Given instruction » Please return every one of the records below verbatim, line by line, with nothing altered.

Records for the task »

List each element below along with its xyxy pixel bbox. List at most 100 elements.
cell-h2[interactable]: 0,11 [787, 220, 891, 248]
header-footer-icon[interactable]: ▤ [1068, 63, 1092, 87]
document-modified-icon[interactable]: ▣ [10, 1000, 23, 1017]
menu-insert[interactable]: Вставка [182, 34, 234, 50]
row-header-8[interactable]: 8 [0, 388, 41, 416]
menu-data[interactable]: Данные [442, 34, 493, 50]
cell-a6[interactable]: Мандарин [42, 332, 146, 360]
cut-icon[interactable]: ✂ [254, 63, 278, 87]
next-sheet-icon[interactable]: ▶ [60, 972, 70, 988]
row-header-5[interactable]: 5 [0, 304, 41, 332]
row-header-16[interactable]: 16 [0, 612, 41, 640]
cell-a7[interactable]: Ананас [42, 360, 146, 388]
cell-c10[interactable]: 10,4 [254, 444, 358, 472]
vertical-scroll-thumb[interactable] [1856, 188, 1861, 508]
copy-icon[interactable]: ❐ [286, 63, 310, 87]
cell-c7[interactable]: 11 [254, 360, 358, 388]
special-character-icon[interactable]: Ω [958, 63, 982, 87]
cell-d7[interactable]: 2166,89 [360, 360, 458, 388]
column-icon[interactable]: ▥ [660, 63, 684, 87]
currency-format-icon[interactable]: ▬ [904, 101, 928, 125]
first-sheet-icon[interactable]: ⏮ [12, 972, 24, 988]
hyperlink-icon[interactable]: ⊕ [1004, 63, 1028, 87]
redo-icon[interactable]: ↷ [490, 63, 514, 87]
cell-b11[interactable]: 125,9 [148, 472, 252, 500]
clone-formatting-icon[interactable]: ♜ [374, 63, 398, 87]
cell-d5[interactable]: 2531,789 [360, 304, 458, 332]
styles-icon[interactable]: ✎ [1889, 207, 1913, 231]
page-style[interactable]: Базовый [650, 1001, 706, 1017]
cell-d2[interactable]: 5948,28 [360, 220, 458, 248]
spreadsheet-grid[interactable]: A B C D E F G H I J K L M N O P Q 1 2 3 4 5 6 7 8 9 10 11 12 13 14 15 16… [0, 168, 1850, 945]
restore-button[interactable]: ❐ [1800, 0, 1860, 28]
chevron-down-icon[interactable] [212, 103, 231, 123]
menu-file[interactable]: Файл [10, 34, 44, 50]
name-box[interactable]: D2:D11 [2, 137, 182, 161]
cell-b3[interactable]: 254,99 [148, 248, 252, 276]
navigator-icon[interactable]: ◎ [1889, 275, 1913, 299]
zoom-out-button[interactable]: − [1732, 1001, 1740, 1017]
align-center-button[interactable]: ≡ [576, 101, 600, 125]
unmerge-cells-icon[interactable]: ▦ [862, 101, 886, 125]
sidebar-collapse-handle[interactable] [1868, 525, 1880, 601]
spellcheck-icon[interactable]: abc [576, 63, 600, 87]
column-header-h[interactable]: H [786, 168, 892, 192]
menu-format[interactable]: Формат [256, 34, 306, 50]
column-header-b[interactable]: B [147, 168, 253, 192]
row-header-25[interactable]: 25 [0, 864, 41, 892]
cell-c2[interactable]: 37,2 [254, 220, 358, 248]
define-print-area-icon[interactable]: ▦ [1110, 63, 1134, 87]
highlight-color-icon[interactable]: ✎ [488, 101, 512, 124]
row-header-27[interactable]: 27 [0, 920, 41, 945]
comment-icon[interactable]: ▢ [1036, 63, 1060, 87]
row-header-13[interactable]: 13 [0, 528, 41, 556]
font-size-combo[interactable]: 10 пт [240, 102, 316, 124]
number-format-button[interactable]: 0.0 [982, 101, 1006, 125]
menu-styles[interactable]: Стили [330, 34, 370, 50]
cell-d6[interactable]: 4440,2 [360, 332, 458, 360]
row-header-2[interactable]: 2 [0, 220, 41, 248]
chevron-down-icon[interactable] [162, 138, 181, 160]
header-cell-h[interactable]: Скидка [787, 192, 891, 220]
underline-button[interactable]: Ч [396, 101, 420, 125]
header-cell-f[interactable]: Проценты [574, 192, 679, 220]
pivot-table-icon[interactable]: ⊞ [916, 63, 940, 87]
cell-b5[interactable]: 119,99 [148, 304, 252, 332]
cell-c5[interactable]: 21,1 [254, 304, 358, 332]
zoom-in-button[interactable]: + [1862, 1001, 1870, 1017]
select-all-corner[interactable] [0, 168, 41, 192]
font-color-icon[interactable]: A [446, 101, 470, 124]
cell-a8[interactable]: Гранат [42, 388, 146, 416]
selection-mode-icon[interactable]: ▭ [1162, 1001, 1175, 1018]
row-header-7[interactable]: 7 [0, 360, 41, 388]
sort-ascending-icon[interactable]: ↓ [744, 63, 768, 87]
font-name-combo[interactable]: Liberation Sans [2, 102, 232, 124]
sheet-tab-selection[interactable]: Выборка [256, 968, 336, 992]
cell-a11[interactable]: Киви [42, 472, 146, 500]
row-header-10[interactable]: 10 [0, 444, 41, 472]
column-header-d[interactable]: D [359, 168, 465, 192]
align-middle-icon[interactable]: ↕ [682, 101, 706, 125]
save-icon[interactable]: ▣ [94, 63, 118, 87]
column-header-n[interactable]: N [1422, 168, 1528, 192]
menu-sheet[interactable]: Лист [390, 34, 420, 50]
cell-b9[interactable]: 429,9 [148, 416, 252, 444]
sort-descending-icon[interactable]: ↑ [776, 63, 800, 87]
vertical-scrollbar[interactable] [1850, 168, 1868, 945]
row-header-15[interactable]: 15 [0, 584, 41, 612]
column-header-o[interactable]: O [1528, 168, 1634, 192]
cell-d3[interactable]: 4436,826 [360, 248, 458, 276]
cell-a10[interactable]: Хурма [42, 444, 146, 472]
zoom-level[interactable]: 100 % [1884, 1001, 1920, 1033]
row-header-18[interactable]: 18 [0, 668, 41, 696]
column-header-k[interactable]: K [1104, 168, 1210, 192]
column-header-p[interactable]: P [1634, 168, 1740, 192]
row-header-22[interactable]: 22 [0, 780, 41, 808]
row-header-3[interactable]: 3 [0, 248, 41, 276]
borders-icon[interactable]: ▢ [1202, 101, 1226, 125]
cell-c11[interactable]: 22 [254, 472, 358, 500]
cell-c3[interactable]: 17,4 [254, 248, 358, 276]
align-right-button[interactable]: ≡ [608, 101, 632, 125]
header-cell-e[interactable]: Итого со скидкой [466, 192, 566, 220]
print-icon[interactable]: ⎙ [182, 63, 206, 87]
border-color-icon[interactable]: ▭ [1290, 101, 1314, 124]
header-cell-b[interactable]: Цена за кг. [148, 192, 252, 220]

Right answer »
List each element below along with its xyxy pixel bbox. List at most 100 elements.
cell-h2[interactable]: 0,11 [787, 220, 891, 248]
header-footer-icon[interactable]: ▤ [1068, 63, 1092, 87]
document-modified-icon[interactable]: ▣ [10, 1000, 23, 1017]
menu-insert[interactable]: Вставка [182, 34, 234, 50]
row-header-8[interactable]: 8 [0, 388, 41, 416]
menu-data[interactable]: Данные [442, 34, 493, 50]
cell-a6[interactable]: Мандарин [42, 332, 146, 360]
cut-icon[interactable]: ✂ [254, 63, 278, 87]
next-sheet-icon[interactable]: ▶ [60, 972, 70, 988]
row-header-5[interactable]: 5 [0, 304, 41, 332]
row-header-16[interactable]: 16 [0, 612, 41, 640]
cell-a7[interactable]: Ананас [42, 360, 146, 388]
cell-c10[interactable]: 10,4 [254, 444, 358, 472]
vertical-scroll-thumb[interactable] [1856, 188, 1861, 508]
copy-icon[interactable]: ❐ [286, 63, 310, 87]
cell-c7[interactable]: 11 [254, 360, 358, 388]
special-character-icon[interactable]: Ω [958, 63, 982, 87]
cell-d7[interactable]: 2166,89 [360, 360, 458, 388]
column-icon[interactable]: ▥ [660, 63, 684, 87]
currency-format-icon[interactable]: ▬ [904, 101, 928, 125]
first-sheet-icon[interactable]: ⏮ [12, 972, 24, 988]
hyperlink-icon[interactable]: ⊕ [1004, 63, 1028, 87]
redo-icon[interactable]: ↷ [490, 63, 514, 87]
cell-b11[interactable]: 125,9 [148, 472, 252, 500]
clone-formatting-icon[interactable]: ♜ [374, 63, 398, 87]
cell-d5[interactable]: 2531,789 [360, 304, 458, 332]
styles-icon[interactable]: ✎ [1889, 207, 1913, 231]
page-style[interactable]: Базовый [650, 1001, 706, 1017]
cell-d2[interactable]: 5948,28 [360, 220, 458, 248]
spreadsheet-grid[interactable]: A B C D E F G H I J K L M N O P Q 1 2 3 4 5 6 7 8 9 10 11 12 13 14 15 16… [0, 168, 1850, 945]
restore-button[interactable]: ❐ [1800, 0, 1860, 28]
chevron-down-icon[interactable] [212, 103, 231, 123]
menu-file[interactable]: Файл [10, 34, 44, 50]
name-box[interactable]: D2:D11 [2, 137, 182, 161]
cell-b3[interactable]: 254,99 [148, 248, 252, 276]
navigator-icon[interactable]: ◎ [1889, 275, 1913, 299]
zoom-out-button[interactable]: − [1732, 1001, 1740, 1017]
align-center-button[interactable]: ≡ [576, 101, 600, 125]
unmerge-cells-icon[interactable]: ▦ [862, 101, 886, 125]
sidebar-collapse-handle[interactable] [1868, 525, 1880, 601]
spellcheck-icon[interactable]: abc [576, 63, 600, 87]
column-header-h[interactable]: H [786, 168, 892, 192]
menu-format[interactable]: Формат [256, 34, 306, 50]
column-header-b[interactable]: B [147, 168, 253, 192]
row-header-25[interactable]: 25 [0, 864, 41, 892]
cell-c2[interactable]: 37,2 [254, 220, 358, 248]
define-print-area-icon[interactable]: ▦ [1110, 63, 1134, 87]
highlight-color-icon[interactable]: ✎ [488, 101, 512, 124]
row-header-27[interactable]: 27 [0, 920, 41, 945]
comment-icon[interactable]: ▢ [1036, 63, 1060, 87]
row-header-13[interactable]: 13 [0, 528, 41, 556]
font-size-combo[interactable]: 10 пт [240, 102, 316, 124]
number-format-button[interactable]: 0.0 [982, 101, 1006, 125]
menu-styles[interactable]: Стили [330, 34, 370, 50]
cell-d6[interactable]: 4440,2 [360, 332, 458, 360]
row-header-2[interactable]: 2 [0, 220, 41, 248]
chevron-down-icon[interactable] [162, 138, 181, 160]
header-cell-h[interactable]: Скидка [787, 192, 891, 220]
underline-button[interactable]: Ч [396, 101, 420, 125]
header-cell-f[interactable]: Проценты [574, 192, 679, 220]
pivot-table-icon[interactable]: ⊞ [916, 63, 940, 87]
cell-b5[interactable]: 119,99 [148, 304, 252, 332]
cell-c5[interactable]: 21,1 [254, 304, 358, 332]
zoom-in-button[interactable]: + [1862, 1001, 1870, 1017]
select-all-corner[interactable] [0, 168, 41, 192]
font-color-icon[interactable]: A [446, 101, 470, 124]
cell-a8[interactable]: Гранат [42, 388, 146, 416]
selection-mode-icon[interactable]: ▭ [1162, 1001, 1175, 1018]
row-header-7[interactable]: 7 [0, 360, 41, 388]
sort-ascending-icon[interactable]: ↓ [744, 63, 768, 87]
font-name-combo[interactable]: Liberation Sans [2, 102, 232, 124]
sheet-tab-selection[interactable]: Выборка [256, 968, 336, 992]
cell-a11[interactable]: Киви [42, 472, 146, 500]
row-header-10[interactable]: 10 [0, 444, 41, 472]
column-header-d[interactable]: D [359, 168, 465, 192]
align-middle-icon[interactable]: ↕ [682, 101, 706, 125]
save-icon[interactable]: ▣ [94, 63, 118, 87]
column-header-n[interactable]: N [1422, 168, 1528, 192]
menu-sheet[interactable]: Лист [390, 34, 420, 50]
cell-b9[interactable]: 429,9 [148, 416, 252, 444]
sort-descending-icon[interactable]: ↑ [776, 63, 800, 87]
vertical-scrollbar[interactable] [1850, 168, 1868, 945]
row-header-15[interactable]: 15 [0, 584, 41, 612]
column-header-o[interactable]: O [1528, 168, 1634, 192]
cell-d3[interactable]: 4436,826 [360, 248, 458, 276]
cell-a10[interactable]: Хурма [42, 444, 146, 472]
zoom-level[interactable]: 100 % [1884, 1001, 1920, 1033]
row-header-18[interactable]: 18 [0, 668, 41, 696]
column-header-k[interactable]: K [1104, 168, 1210, 192]
column-header-p[interactable]: P [1634, 168, 1740, 192]
row-header-22[interactable]: 22 [0, 780, 41, 808]
row-header-3[interactable]: 3 [0, 248, 41, 276]
borders-icon[interactable]: ▢ [1202, 101, 1226, 125]
cell-c11[interactable]: 22 [254, 472, 358, 500]
cell-c3[interactable]: 17,4 [254, 248, 358, 276]
align-right-button[interactable]: ≡ [608, 101, 632, 125]
header-cell-e[interactable]: Итого со скидкой [466, 192, 566, 220]
print-icon[interactable]: ⎙ [182, 63, 206, 87]
border-color-icon[interactable]: ▭ [1290, 101, 1314, 124]
header-cell-b[interactable]: Цена за кг. [148, 192, 252, 220]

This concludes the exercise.